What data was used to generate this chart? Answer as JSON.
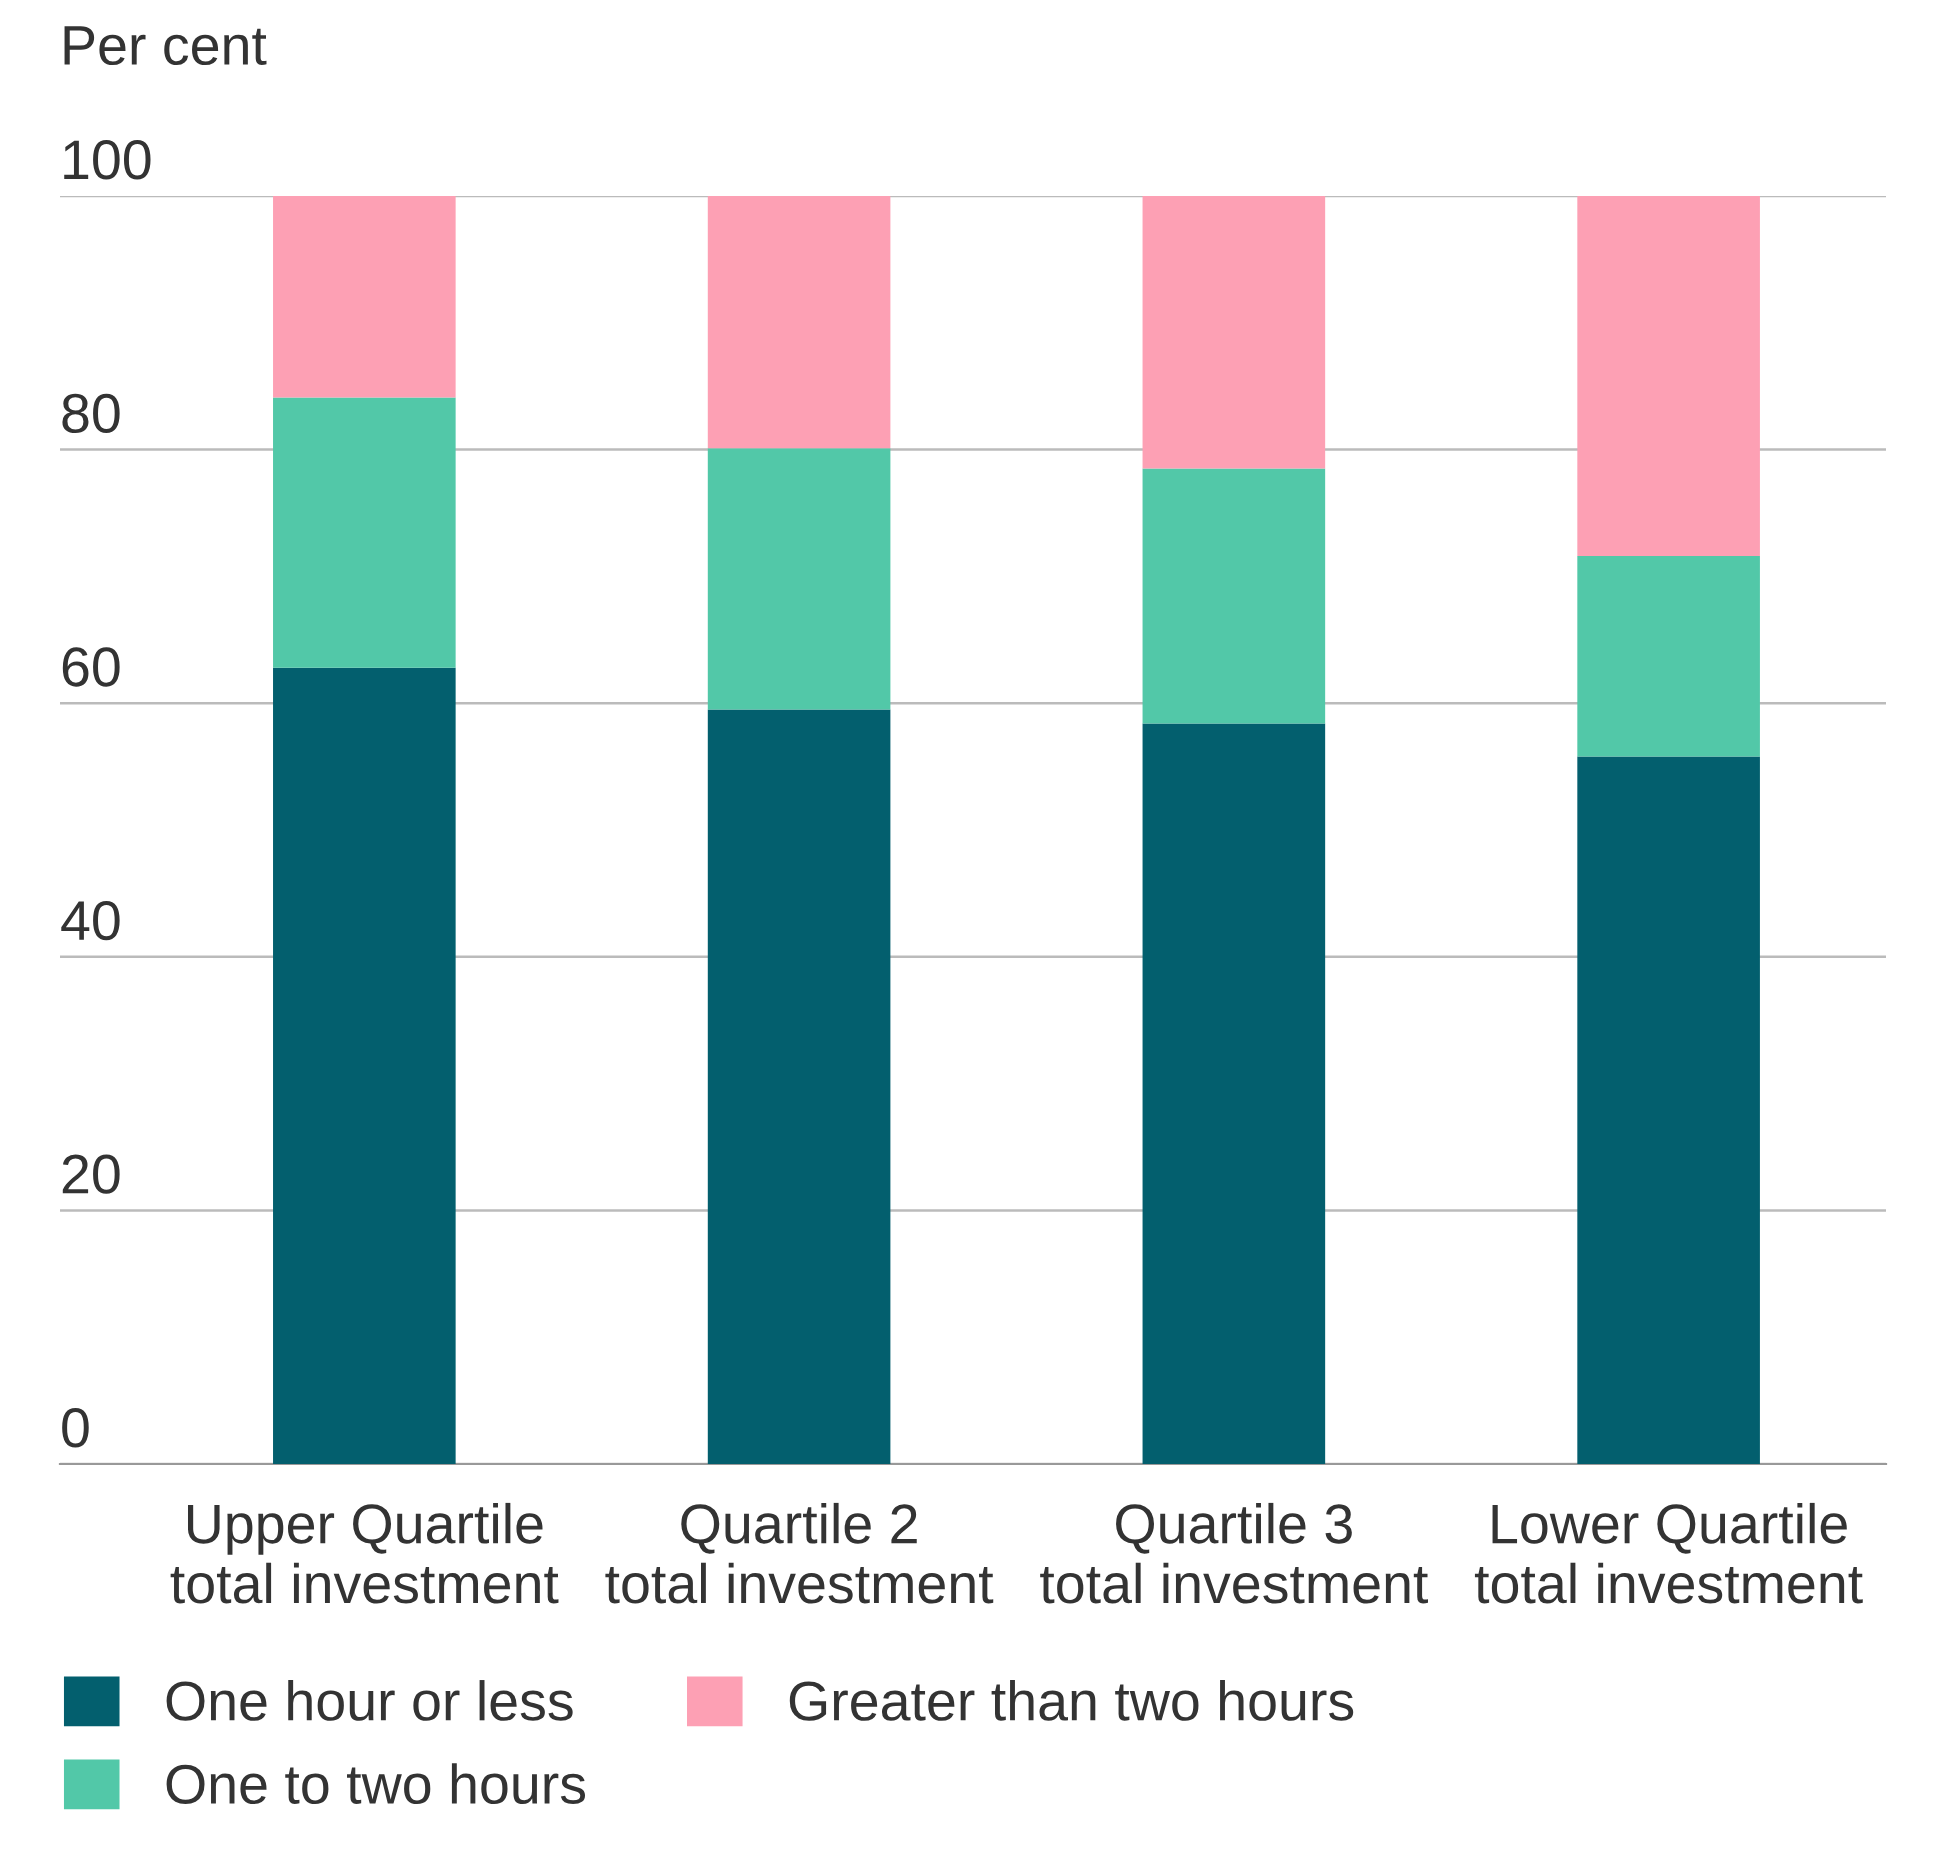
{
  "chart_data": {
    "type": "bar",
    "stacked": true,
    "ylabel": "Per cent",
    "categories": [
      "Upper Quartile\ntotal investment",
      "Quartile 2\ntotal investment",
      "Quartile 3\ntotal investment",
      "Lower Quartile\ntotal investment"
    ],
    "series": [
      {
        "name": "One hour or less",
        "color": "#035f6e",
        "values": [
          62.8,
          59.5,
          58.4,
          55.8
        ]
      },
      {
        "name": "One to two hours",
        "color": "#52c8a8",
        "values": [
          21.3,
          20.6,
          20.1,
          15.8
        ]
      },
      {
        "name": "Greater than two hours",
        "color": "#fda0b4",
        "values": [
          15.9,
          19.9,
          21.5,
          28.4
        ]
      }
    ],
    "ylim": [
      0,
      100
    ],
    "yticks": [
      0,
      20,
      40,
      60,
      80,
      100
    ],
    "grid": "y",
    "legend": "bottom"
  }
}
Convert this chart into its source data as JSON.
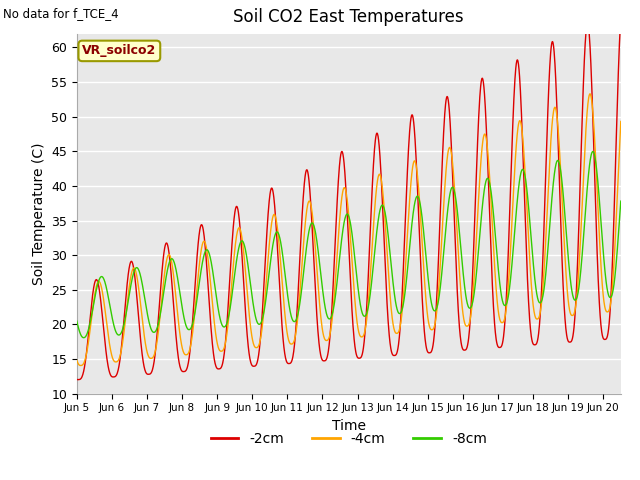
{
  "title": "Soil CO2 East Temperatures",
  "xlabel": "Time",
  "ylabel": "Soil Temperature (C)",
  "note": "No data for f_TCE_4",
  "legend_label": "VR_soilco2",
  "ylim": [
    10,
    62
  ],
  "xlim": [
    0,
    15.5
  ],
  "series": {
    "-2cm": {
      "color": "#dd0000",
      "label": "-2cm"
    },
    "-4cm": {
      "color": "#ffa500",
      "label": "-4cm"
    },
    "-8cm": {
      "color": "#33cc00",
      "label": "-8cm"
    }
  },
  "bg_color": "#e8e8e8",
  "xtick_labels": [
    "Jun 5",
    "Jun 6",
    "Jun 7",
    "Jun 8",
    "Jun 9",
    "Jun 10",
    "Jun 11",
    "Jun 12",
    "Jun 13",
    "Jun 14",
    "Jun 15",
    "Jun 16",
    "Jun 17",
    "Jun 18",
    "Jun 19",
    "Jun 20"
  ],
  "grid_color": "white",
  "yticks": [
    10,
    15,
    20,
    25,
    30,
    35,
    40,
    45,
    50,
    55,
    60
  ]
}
====================
Exercise details -> State how many lines of the listing hold the string "name"; reply with the number and nothing else.

Expected answer -> 3